Requirement: Copy every line with the string "rated" in it.
--- Material ---
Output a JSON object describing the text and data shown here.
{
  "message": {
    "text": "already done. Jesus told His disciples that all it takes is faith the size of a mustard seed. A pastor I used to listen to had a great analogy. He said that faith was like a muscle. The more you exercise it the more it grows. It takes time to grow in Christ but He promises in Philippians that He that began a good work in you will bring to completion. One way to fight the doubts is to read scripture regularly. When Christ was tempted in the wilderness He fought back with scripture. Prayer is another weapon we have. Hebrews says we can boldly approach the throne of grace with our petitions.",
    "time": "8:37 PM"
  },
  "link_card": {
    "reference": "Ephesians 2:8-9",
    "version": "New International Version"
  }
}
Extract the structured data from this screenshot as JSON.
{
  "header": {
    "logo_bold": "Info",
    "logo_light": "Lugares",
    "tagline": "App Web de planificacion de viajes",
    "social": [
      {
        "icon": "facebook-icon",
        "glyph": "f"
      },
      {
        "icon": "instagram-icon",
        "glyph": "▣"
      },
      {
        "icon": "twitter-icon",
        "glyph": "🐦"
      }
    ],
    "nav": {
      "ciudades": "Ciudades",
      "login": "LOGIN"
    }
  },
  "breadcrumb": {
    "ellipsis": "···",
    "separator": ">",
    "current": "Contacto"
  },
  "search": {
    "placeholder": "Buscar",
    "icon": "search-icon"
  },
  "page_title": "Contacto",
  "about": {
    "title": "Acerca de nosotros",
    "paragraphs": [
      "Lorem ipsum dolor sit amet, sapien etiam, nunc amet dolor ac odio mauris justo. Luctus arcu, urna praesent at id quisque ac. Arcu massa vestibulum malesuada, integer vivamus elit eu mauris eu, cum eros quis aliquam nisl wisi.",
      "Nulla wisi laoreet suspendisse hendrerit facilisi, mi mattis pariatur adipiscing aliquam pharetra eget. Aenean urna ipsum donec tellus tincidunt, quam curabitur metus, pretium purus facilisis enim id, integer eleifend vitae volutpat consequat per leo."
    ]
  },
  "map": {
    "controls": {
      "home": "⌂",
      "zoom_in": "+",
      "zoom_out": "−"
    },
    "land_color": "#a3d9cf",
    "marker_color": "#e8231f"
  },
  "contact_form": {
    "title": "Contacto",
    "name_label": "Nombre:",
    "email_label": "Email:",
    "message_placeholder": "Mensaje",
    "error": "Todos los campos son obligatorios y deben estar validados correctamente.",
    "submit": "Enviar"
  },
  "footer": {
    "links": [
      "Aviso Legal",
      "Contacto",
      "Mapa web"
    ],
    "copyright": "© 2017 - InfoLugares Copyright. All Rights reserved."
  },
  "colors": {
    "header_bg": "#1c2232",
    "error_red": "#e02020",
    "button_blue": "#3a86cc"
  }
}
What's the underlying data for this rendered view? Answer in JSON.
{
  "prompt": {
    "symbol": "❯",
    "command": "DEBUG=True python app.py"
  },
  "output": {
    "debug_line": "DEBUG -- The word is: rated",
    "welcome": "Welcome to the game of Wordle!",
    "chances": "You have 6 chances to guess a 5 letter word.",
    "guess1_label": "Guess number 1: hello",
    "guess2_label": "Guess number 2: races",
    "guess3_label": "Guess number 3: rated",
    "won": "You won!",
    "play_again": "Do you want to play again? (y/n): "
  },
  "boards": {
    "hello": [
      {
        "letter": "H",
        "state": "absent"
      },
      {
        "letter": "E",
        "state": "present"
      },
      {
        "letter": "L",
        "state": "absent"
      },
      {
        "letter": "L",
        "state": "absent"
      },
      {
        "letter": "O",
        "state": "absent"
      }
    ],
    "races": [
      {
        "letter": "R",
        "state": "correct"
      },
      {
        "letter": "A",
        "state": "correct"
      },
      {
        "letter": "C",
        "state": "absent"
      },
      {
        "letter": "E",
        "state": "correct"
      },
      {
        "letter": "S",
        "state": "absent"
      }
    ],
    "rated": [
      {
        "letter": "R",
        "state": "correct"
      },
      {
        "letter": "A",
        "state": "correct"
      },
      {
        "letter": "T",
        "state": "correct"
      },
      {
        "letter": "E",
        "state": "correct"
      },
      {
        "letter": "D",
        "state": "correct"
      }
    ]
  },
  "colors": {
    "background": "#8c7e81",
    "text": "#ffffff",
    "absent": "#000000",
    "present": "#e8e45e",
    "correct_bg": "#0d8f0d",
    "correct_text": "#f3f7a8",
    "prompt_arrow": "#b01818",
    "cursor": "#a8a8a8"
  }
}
---
Response to this task:
    "debug_line": "DEBUG -- The word is: rated",
    "guess3_label": "Guess number 3: rated",
    "rated": [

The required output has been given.